» Annotated element entries
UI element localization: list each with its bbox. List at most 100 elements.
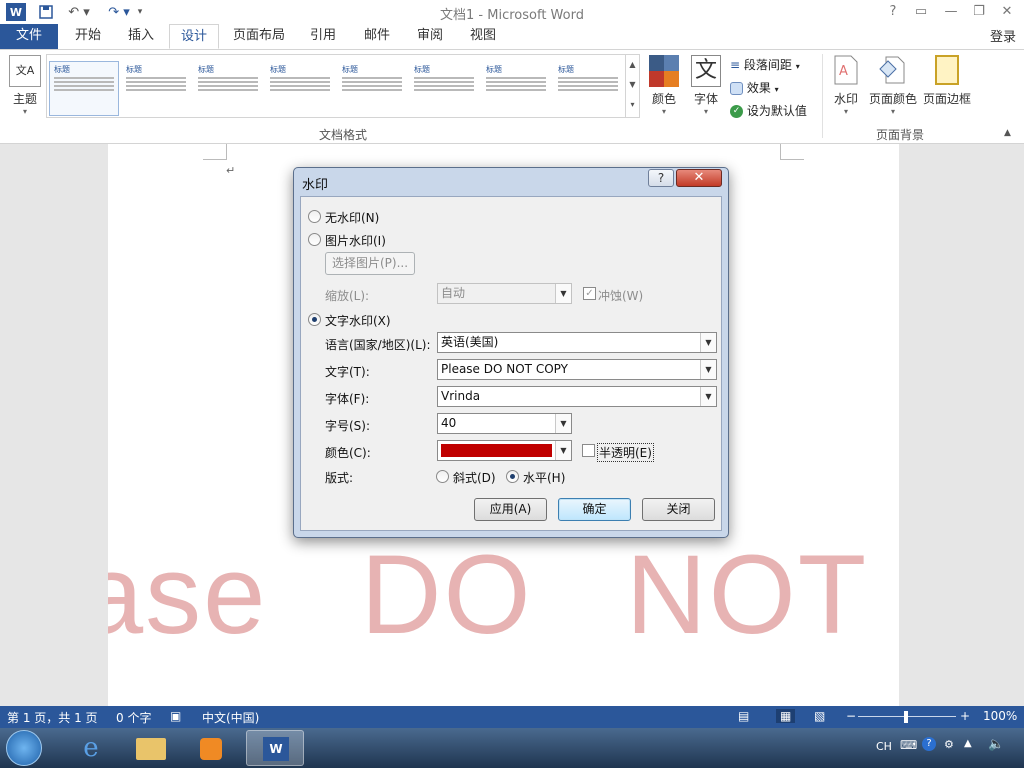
watermark-button[interactable]: A 水印 ▾ xyxy=(830,55,862,116)
theme-fonts-label: 字体 xyxy=(693,92,718,106)
semitransparent-label: 半透明(E) xyxy=(597,443,654,462)
tray-expand-icon[interactable]: ▲ xyxy=(964,738,972,749)
paragraph-mark: ↵ xyxy=(226,164,236,177)
restore-button[interactable]: ❐ xyxy=(966,2,992,22)
diagonal-label: 斜式(D) xyxy=(453,471,496,485)
apply-button[interactable]: 应用(A) xyxy=(474,498,547,521)
diagonal-radio[interactable] xyxy=(436,470,449,483)
zoom-in-button[interactable]: + xyxy=(960,709,970,723)
page-color-button[interactable]: 页面颜色 ▾ xyxy=(868,55,918,116)
settings-tray-icon[interactable]: ⚙ xyxy=(944,738,954,751)
text-watermark-label: 文字水印(X) xyxy=(325,314,391,328)
close-dialog-button[interactable]: 关闭 xyxy=(642,498,715,521)
page-count[interactable]: 第 1 页，共 1 页 xyxy=(7,709,98,726)
watermark-icon: A xyxy=(831,55,861,87)
watermark-text-layer: Please DO NOT COPY xyxy=(108,530,899,670)
chevron-down-icon: ▾ xyxy=(703,107,708,116)
watermark-label: 水印 xyxy=(833,92,858,106)
minimize-button[interactable]: — xyxy=(938,2,964,22)
internet-explorer-icon[interactable]: e xyxy=(62,730,120,766)
dialog-help-button[interactable]: ? xyxy=(648,169,674,187)
svg-text:A: A xyxy=(839,64,848,79)
semitransparent-checkbox[interactable] xyxy=(582,444,595,457)
sign-in-link[interactable]: 登录 xyxy=(990,26,1016,45)
tab-design[interactable]: 设计 xyxy=(169,24,219,49)
ribbon-design: 文A 主题 ▾ 标题 标题 标题 标题 标题 标题 标题 标题 ▲ ▼ ▾ 文档格式… xyxy=(0,49,1024,144)
style-set-thumb[interactable]: 标题 xyxy=(265,61,335,116)
theme-colors-button[interactable]: 颜色 ▾ xyxy=(646,55,682,116)
tab-insert[interactable]: 插入 xyxy=(116,24,166,49)
tab-layout[interactable]: 页面布局 xyxy=(224,24,294,49)
tab-mailings[interactable]: 邮件 xyxy=(352,24,402,49)
group-label-document-formatting: 文档格式 xyxy=(318,128,367,142)
gallery-scroll[interactable]: ▲ ▼ ▾ xyxy=(625,55,639,117)
tab-review[interactable]: 审阅 xyxy=(405,24,455,49)
close-button[interactable]: ✕ xyxy=(994,2,1020,22)
effects-button[interactable]: 效果 ▾ xyxy=(730,79,779,96)
theme-fonts-button[interactable]: 文 字体 ▾ xyxy=(688,55,724,116)
chevron-down-icon: ▾ xyxy=(843,107,848,116)
palette-icon xyxy=(649,55,679,87)
style-set-thumb[interactable]: 标题 xyxy=(553,61,623,116)
web-layout-icon[interactable]: ▧ xyxy=(814,709,825,723)
volume-icon[interactable]: 🔈 xyxy=(988,737,1004,752)
style-set-thumb[interactable]: 标题 xyxy=(49,61,119,116)
washout-checkbox[interactable]: ✓ xyxy=(583,287,596,300)
color-label: 颜色(C): xyxy=(325,446,371,460)
themes-button[interactable]: 文A 主题 ▾ xyxy=(6,55,44,116)
text-combobox[interactable]: Please DO NOT COPY ▼ xyxy=(437,359,717,380)
effects-icon xyxy=(730,82,743,95)
font-select[interactable]: Vrinda ▼ xyxy=(437,386,717,407)
style-set-thumb[interactable]: 标题 xyxy=(193,61,263,116)
tab-file[interactable]: 文件 xyxy=(0,24,58,49)
dialog-title: 水印 xyxy=(302,178,329,193)
word-count[interactable]: 0 个字 xyxy=(116,709,151,726)
select-picture-button[interactable]: 选择图片(P)... xyxy=(325,252,415,275)
dialog-close-button[interactable]: ✕ xyxy=(676,169,722,187)
collapse-ribbon-icon[interactable]: ▲ xyxy=(1004,128,1011,138)
paragraph-spacing-button[interactable]: ≡ 段落间距 ▾ xyxy=(730,56,800,73)
tab-home[interactable]: 开始 xyxy=(62,24,114,49)
language-status[interactable]: 中文(中国) xyxy=(202,709,259,726)
page-borders-button[interactable]: 页面边框 xyxy=(922,55,972,107)
font-label: 字体(F): xyxy=(325,392,370,406)
style-set-thumb[interactable]: 标题 xyxy=(409,61,479,116)
ime-indicator[interactable]: CH xyxy=(876,740,892,753)
tab-view[interactable]: 视图 xyxy=(458,24,508,49)
ribbon-display-icon[interactable]: ▭ xyxy=(908,2,934,22)
start-button[interactable] xyxy=(6,730,42,766)
dialog-body: 无水印(N) 图片水印(I) 选择图片(P)... 缩放(L): 自动 ▼ ✓ 冲… xyxy=(300,196,722,531)
help-tray-icon[interactable]: ? xyxy=(922,737,936,751)
margin-corner xyxy=(203,144,227,160)
word-taskbar-button[interactable]: W xyxy=(246,730,304,766)
scale-select[interactable]: 自动 ▼ xyxy=(437,283,572,304)
style-set-thumb[interactable]: 标题 xyxy=(337,61,407,116)
no-watermark-radio[interactable] xyxy=(308,210,321,223)
effects-label: 效果 xyxy=(746,81,771,95)
size-select[interactable]: 40 ▼ xyxy=(437,413,572,434)
proofing-icon[interactable]: ▣ xyxy=(170,709,181,723)
style-set-thumb[interactable]: 标题 xyxy=(121,61,191,116)
horizontal-radio[interactable] xyxy=(506,470,519,483)
help-icon[interactable]: ? xyxy=(880,2,906,22)
zoom-level[interactable]: 100% xyxy=(983,709,1017,723)
print-layout-icon[interactable]: ▦ xyxy=(776,709,796,723)
no-watermark-label: 无水印(N) xyxy=(325,211,380,225)
zoom-slider-thumb[interactable] xyxy=(904,711,908,723)
group-divider xyxy=(822,54,823,138)
tab-references[interactable]: 引用 xyxy=(298,24,348,49)
color-select[interactable]: ▼ xyxy=(437,440,572,461)
keyboard-icon[interactable]: ⌨ xyxy=(900,738,917,752)
zoom-out-button[interactable]: − xyxy=(846,709,856,723)
style-set-thumb[interactable]: 标题 xyxy=(481,61,551,116)
picture-watermark-radio[interactable] xyxy=(308,233,321,246)
media-player-icon[interactable] xyxy=(182,730,240,766)
file-explorer-icon[interactable] xyxy=(122,730,180,766)
ok-button[interactable]: 确定 xyxy=(558,498,631,521)
set-default-button[interactable]: ✓ 设为默认值 xyxy=(730,102,807,119)
style-set-gallery: 标题 标题 标题 标题 标题 标题 标题 标题 ▲ ▼ ▾ xyxy=(46,54,640,118)
language-select[interactable]: 英语(美国) ▼ xyxy=(437,332,717,353)
read-mode-icon[interactable]: ▤ xyxy=(738,709,749,723)
color-swatch xyxy=(441,444,552,457)
text-watermark-radio[interactable] xyxy=(308,313,321,326)
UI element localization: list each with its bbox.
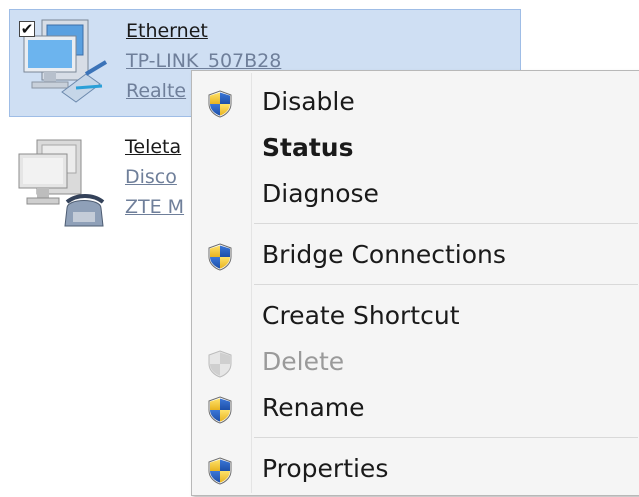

» GIVEN EXERCISE
Repeat the lines of the records above, starting with the line that contains "watermark-button[interactable]: A 水印" and ending with the line that contains "settings-tray-icon[interactable]: ⚙ xyxy=(944,738,954,751)", with both of those lines included.

» RESPONSE TO THIS EXERCISE
watermark-button[interactable]: A 水印 ▾ xyxy=(830,55,862,116)
theme-fonts-label: 字体 xyxy=(693,92,718,106)
semitransparent-label: 半透明(E) xyxy=(597,443,654,462)
tray-expand-icon[interactable]: ▲ xyxy=(964,738,972,749)
paragraph-mark: ↵ xyxy=(226,164,236,177)
restore-button[interactable]: ❐ xyxy=(966,2,992,22)
diagonal-label: 斜式(D) xyxy=(453,471,496,485)
apply-button[interactable]: 应用(A) xyxy=(474,498,547,521)
diagonal-radio[interactable] xyxy=(436,470,449,483)
zoom-in-button[interactable]: + xyxy=(960,709,970,723)
page-color-button[interactable]: 页面颜色 ▾ xyxy=(868,55,918,116)
settings-tray-icon[interactable]: ⚙ xyxy=(944,738,954,751)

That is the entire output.